_Task:_ Change each occurrence of "table-row" in the data below to "data-row", and reproduce every line otherwise unchanged.

-- BEGIN Given information --

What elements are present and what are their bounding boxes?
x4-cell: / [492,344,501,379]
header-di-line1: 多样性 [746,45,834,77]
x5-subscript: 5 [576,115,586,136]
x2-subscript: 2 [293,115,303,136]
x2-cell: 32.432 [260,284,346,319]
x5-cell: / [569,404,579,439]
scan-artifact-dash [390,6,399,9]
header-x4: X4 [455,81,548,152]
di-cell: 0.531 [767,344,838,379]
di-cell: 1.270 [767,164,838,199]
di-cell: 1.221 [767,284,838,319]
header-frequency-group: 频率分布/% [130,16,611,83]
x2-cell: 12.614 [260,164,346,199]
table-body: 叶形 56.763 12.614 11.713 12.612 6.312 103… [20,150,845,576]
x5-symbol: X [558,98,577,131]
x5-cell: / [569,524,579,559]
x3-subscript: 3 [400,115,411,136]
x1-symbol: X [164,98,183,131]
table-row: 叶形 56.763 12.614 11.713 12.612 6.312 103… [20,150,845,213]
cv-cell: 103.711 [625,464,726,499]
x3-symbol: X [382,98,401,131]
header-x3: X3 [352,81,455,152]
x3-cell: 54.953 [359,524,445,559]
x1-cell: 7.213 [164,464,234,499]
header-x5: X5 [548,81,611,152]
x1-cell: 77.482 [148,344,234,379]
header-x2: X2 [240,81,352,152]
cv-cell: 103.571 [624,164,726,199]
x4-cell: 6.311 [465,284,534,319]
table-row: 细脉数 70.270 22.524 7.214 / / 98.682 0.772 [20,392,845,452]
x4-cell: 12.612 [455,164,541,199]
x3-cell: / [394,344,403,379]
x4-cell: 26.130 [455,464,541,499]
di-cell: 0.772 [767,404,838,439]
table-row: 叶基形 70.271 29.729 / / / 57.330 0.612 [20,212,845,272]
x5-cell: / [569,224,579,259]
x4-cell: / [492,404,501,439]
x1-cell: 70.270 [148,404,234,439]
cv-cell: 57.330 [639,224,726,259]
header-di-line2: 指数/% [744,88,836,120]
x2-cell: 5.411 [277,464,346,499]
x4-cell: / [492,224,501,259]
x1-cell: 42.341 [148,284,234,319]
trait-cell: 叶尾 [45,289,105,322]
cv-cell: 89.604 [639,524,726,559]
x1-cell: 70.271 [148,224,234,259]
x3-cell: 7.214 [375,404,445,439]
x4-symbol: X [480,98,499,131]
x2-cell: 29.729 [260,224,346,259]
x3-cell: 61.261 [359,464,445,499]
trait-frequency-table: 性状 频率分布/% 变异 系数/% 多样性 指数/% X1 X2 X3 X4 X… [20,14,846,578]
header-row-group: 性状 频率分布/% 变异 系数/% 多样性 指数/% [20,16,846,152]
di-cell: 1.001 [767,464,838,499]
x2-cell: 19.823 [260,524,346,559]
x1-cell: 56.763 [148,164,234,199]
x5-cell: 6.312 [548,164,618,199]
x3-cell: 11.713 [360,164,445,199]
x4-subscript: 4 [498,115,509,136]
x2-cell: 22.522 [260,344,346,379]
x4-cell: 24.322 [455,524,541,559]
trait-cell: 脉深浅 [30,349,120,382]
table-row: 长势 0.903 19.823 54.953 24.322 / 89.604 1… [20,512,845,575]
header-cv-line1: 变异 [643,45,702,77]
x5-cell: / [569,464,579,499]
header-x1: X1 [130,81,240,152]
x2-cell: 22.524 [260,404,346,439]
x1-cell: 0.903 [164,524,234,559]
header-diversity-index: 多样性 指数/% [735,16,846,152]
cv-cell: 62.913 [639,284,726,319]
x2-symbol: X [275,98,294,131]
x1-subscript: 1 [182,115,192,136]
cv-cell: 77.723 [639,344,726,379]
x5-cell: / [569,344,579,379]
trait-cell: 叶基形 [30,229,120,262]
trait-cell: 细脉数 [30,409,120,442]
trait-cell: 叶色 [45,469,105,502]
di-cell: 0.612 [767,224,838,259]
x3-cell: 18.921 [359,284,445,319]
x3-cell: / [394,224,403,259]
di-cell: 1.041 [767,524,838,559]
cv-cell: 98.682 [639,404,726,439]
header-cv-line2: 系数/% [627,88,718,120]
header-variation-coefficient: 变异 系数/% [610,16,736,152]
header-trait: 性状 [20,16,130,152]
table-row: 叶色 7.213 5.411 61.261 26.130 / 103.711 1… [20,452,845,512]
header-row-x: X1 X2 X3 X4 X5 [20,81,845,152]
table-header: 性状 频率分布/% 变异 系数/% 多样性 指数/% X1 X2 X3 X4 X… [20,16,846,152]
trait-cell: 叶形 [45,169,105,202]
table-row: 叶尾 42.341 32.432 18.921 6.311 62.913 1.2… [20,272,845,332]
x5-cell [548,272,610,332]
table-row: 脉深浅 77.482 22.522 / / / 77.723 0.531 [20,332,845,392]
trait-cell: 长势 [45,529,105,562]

-- END Given information --

_Reply to the exercise:_
What elements are present and what are their bounding boxes?
x4-cell: / [492,344,501,379]
header-di-line1: 多样性 [746,45,834,77]
x5-subscript: 5 [576,115,586,136]
x2-subscript: 2 [293,115,303,136]
x2-cell: 32.432 [260,284,346,319]
x5-cell: / [569,404,579,439]
scan-artifact-dash [390,6,399,9]
header-x4: X4 [455,81,548,152]
di-cell: 0.531 [767,344,838,379]
di-cell: 1.270 [767,164,838,199]
di-cell: 1.221 [767,284,838,319]
header-frequency-group: 频率分布/% [130,16,611,83]
x2-cell: 12.614 [260,164,346,199]
table-body: 叶形 56.763 12.614 11.713 12.612 6.312 103… [20,150,845,576]
x5-symbol: X [558,98,577,131]
x5-cell: / [569,524,579,559]
x3-subscript: 3 [400,115,411,136]
x1-symbol: X [164,98,183,131]
data-row: 叶形 56.763 12.614 11.713 12.612 6.312 103… [20,150,845,213]
cv-cell: 103.711 [625,464,726,499]
x3-symbol: X [382,98,401,131]
header-x3: X3 [352,81,455,152]
x3-cell: 54.953 [359,524,445,559]
x1-cell: 7.213 [164,464,234,499]
header-x5: X5 [548,81,611,152]
x1-cell: 77.482 [148,344,234,379]
header-x2: X2 [240,81,352,152]
cv-cell: 103.571 [624,164,726,199]
x4-cell: 6.311 [465,284,534,319]
data-row: 细脉数 70.270 22.524 7.214 / / 98.682 0.772 [20,392,845,452]
x4-cell: 12.612 [455,164,541,199]
x3-cell: / [394,344,403,379]
x4-cell: 26.130 [455,464,541,499]
di-cell: 0.772 [767,404,838,439]
data-row: 叶基形 70.271 29.729 / / / 57.330 0.612 [20,212,845,272]
x5-cell: / [569,224,579,259]
x4-cell: / [492,404,501,439]
x1-cell: 70.270 [148,404,234,439]
cv-cell: 57.330 [639,224,726,259]
header-di-line2: 指数/% [744,88,836,120]
x2-cell: 5.411 [277,464,346,499]
x4-cell: / [492,224,501,259]
x1-cell: 42.341 [148,284,234,319]
trait-cell: 叶尾 [45,289,105,322]
cv-cell: 89.604 [639,524,726,559]
x1-cell: 70.271 [148,224,234,259]
x3-cell: 7.214 [375,404,445,439]
x4-symbol: X [480,98,499,131]
x2-cell: 29.729 [260,224,346,259]
x3-cell: 61.261 [359,464,445,499]
trait-frequency-table: 性状 频率分布/% 变异 系数/% 多样性 指数/% X1 X2 X3 X4 X… [20,14,846,578]
header-row-group: 性状 频率分布/% 变异 系数/% 多样性 指数/% [20,16,846,152]
di-cell: 1.001 [767,464,838,499]
x2-cell: 19.823 [260,524,346,559]
x1-cell: 56.763 [148,164,234,199]
x5-cell: 6.312 [548,164,618,199]
x3-cell: 11.713 [360,164,445,199]
x4-subscript: 4 [498,115,509,136]
x2-cell: 22.522 [260,344,346,379]
x4-cell: 24.322 [455,524,541,559]
trait-cell: 脉深浅 [30,349,120,382]
data-row: 长势 0.903 19.823 54.953 24.322 / 89.604 1… [20,512,845,575]
header-cv-line1: 变异 [643,45,702,77]
x5-cell: / [569,464,579,499]
header-x1: X1 [130,81,240,152]
x2-cell: 22.524 [260,404,346,439]
x1-cell: 0.903 [164,524,234,559]
header-diversity-index: 多样性 指数/% [735,16,846,152]
cv-cell: 62.913 [639,284,726,319]
x2-symbol: X [275,98,294,131]
x1-subscript: 1 [182,115,192,136]
cv-cell: 77.723 [639,344,726,379]
x5-cell: / [569,344,579,379]
trait-cell: 叶基形 [30,229,120,262]
trait-cell: 细脉数 [30,409,120,442]
trait-cell: 叶色 [45,469,105,502]
di-cell: 0.612 [767,224,838,259]
x3-cell: 18.921 [359,284,445,319]
x3-cell: / [394,224,403,259]
di-cell: 1.041 [767,524,838,559]
cv-cell: 98.682 [639,404,726,439]
header-cv-line2: 系数/% [627,88,718,120]
header-variation-coefficient: 变异 系数/% [610,16,736,152]
header-trait: 性状 [20,16,130,152]
data-row: 叶色 7.213 5.411 61.261 26.130 / 103.711 1… [20,452,845,512]
header-row-x: X1 X2 X3 X4 X5 [20,81,845,152]
table-header: 性状 频率分布/% 变异 系数/% 多样性 指数/% X1 X2 X3 X4 X… [20,16,846,152]
trait-cell: 叶形 [45,169,105,202]
data-row: 叶尾 42.341 32.432 18.921 6.311 62.913 1.2… [20,272,845,332]
x5-cell [548,272,610,332]
data-row: 脉深浅 77.482 22.522 / / / 77.723 0.531 [20,332,845,392]
trait-cell: 长势 [45,529,105,562]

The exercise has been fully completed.